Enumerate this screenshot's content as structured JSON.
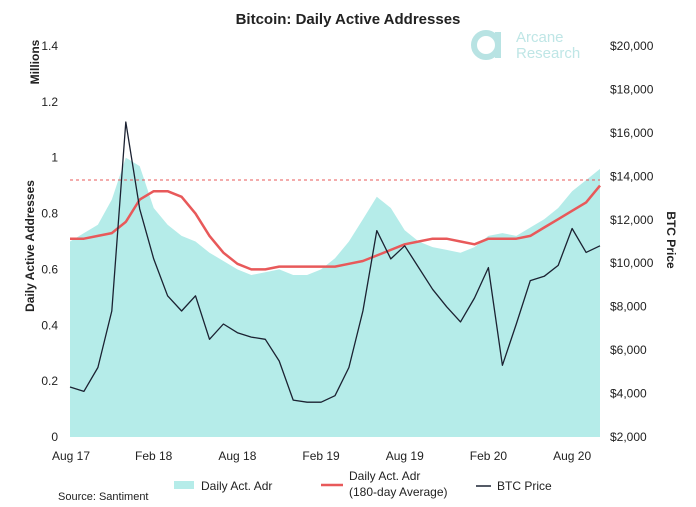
{
  "logo": {
    "line1": "Arcane",
    "line2": "Research",
    "color": "#b8e3e3"
  },
  "source_text": "Source: Santiment",
  "colors": {
    "area": "#b5ece9",
    "average": "#e8595a",
    "price": "#1b2232",
    "ref_line": "#e8595a"
  },
  "chart_data": {
    "type": "area",
    "title": "Bitcoin: Daily Active Addresses",
    "left_axis": {
      "label": "Daily Active Addresses",
      "unit_label": "Millions",
      "ylim": [
        0,
        1.4
      ],
      "ticks": [
        "0",
        "0.2",
        "0.4",
        "0.6",
        "0.8",
        "1",
        "1.2",
        "1.4"
      ]
    },
    "right_axis": {
      "label": "BTC Price",
      "ylim": [
        2000,
        20000
      ],
      "ticks": [
        "$2,000",
        "$4,000",
        "$6,000",
        "$8,000",
        "$10,000",
        "$12,000",
        "$14,000",
        "$16,000",
        "$18,000",
        "$20,000"
      ]
    },
    "x_ticks": [
      "Aug 17",
      "Feb 18",
      "Aug 18",
      "Feb 19",
      "Aug 19",
      "Feb 20",
      "Aug 20"
    ],
    "x_tick_dates": [
      "2017-08",
      "2018-02",
      "2018-08",
      "2019-02",
      "2019-08",
      "2020-02",
      "2020-08"
    ],
    "x_range": [
      "2017-08",
      "2020-10"
    ],
    "reference_line": {
      "axis": "left",
      "value": 0.92,
      "style": "dashed"
    },
    "legend_position": "bottom",
    "series": [
      {
        "name": "Daily Act. Adr",
        "axis": "left",
        "kind": "area",
        "x": [
          "2017-08",
          "2017-09",
          "2017-10",
          "2017-11",
          "2017-12",
          "2018-01",
          "2018-02",
          "2018-03",
          "2018-04",
          "2018-05",
          "2018-06",
          "2018-07",
          "2018-08",
          "2018-09",
          "2018-10",
          "2018-11",
          "2018-12",
          "2019-01",
          "2019-02",
          "2019-03",
          "2019-04",
          "2019-05",
          "2019-06",
          "2019-07",
          "2019-08",
          "2019-09",
          "2019-10",
          "2019-11",
          "2019-12",
          "2020-01",
          "2020-02",
          "2020-03",
          "2020-04",
          "2020-05",
          "2020-06",
          "2020-07",
          "2020-08",
          "2020-09",
          "2020-10"
        ],
        "values": [
          0.7,
          0.73,
          0.76,
          0.85,
          1.0,
          0.97,
          0.82,
          0.76,
          0.72,
          0.7,
          0.66,
          0.63,
          0.6,
          0.58,
          0.59,
          0.6,
          0.58,
          0.58,
          0.6,
          0.64,
          0.7,
          0.78,
          0.86,
          0.82,
          0.74,
          0.7,
          0.68,
          0.67,
          0.66,
          0.68,
          0.72,
          0.73,
          0.72,
          0.75,
          0.78,
          0.82,
          0.88,
          0.92,
          0.96
        ]
      },
      {
        "name": "Daily Act. Adr (180-day Average)",
        "legend_lines": [
          "Daily Act. Adr",
          "(180-day Average)"
        ],
        "axis": "left",
        "kind": "line",
        "x": [
          "2017-08",
          "2017-09",
          "2017-10",
          "2017-11",
          "2017-12",
          "2018-01",
          "2018-02",
          "2018-03",
          "2018-04",
          "2018-05",
          "2018-06",
          "2018-07",
          "2018-08",
          "2018-09",
          "2018-10",
          "2018-11",
          "2018-12",
          "2019-01",
          "2019-02",
          "2019-03",
          "2019-04",
          "2019-05",
          "2019-06",
          "2019-07",
          "2019-08",
          "2019-09",
          "2019-10",
          "2019-11",
          "2019-12",
          "2020-01",
          "2020-02",
          "2020-03",
          "2020-04",
          "2020-05",
          "2020-06",
          "2020-07",
          "2020-08",
          "2020-09",
          "2020-10"
        ],
        "values": [
          0.71,
          0.71,
          0.72,
          0.73,
          0.77,
          0.85,
          0.88,
          0.88,
          0.86,
          0.8,
          0.72,
          0.66,
          0.62,
          0.6,
          0.6,
          0.61,
          0.61,
          0.61,
          0.61,
          0.61,
          0.62,
          0.63,
          0.65,
          0.67,
          0.69,
          0.7,
          0.71,
          0.71,
          0.7,
          0.69,
          0.71,
          0.71,
          0.71,
          0.72,
          0.75,
          0.78,
          0.81,
          0.84,
          0.9
        ]
      },
      {
        "name": "BTC Price",
        "axis": "right",
        "kind": "line",
        "x": [
          "2017-08",
          "2017-09",
          "2017-10",
          "2017-11",
          "2017-12",
          "2018-01",
          "2018-02",
          "2018-03",
          "2018-04",
          "2018-05",
          "2018-06",
          "2018-07",
          "2018-08",
          "2018-09",
          "2018-10",
          "2018-11",
          "2018-12",
          "2019-01",
          "2019-02",
          "2019-03",
          "2019-04",
          "2019-05",
          "2019-06",
          "2019-07",
          "2019-08",
          "2019-09",
          "2019-10",
          "2019-11",
          "2019-12",
          "2020-01",
          "2020-02",
          "2020-03",
          "2020-04",
          "2020-05",
          "2020-06",
          "2020-07",
          "2020-08",
          "2020-09",
          "2020-10"
        ],
        "values": [
          4300,
          4100,
          5200,
          7800,
          16500,
          12500,
          10200,
          8500,
          7800,
          8500,
          6500,
          7200,
          6800,
          6600,
          6500,
          5500,
          3700,
          3600,
          3600,
          3900,
          5200,
          7800,
          11500,
          10200,
          10800,
          9800,
          8800,
          8000,
          7300,
          8400,
          9800,
          5300,
          7200,
          9200,
          9400,
          9900,
          11600,
          10500,
          10800
        ]
      }
    ]
  }
}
.....
• Task description:
Collect each line of the entries that has the word "Active", copying it in full.

• Task solution:
    "title": "Bitcoin: Daily Active Addresses",
      "label": "Daily Active Addresses",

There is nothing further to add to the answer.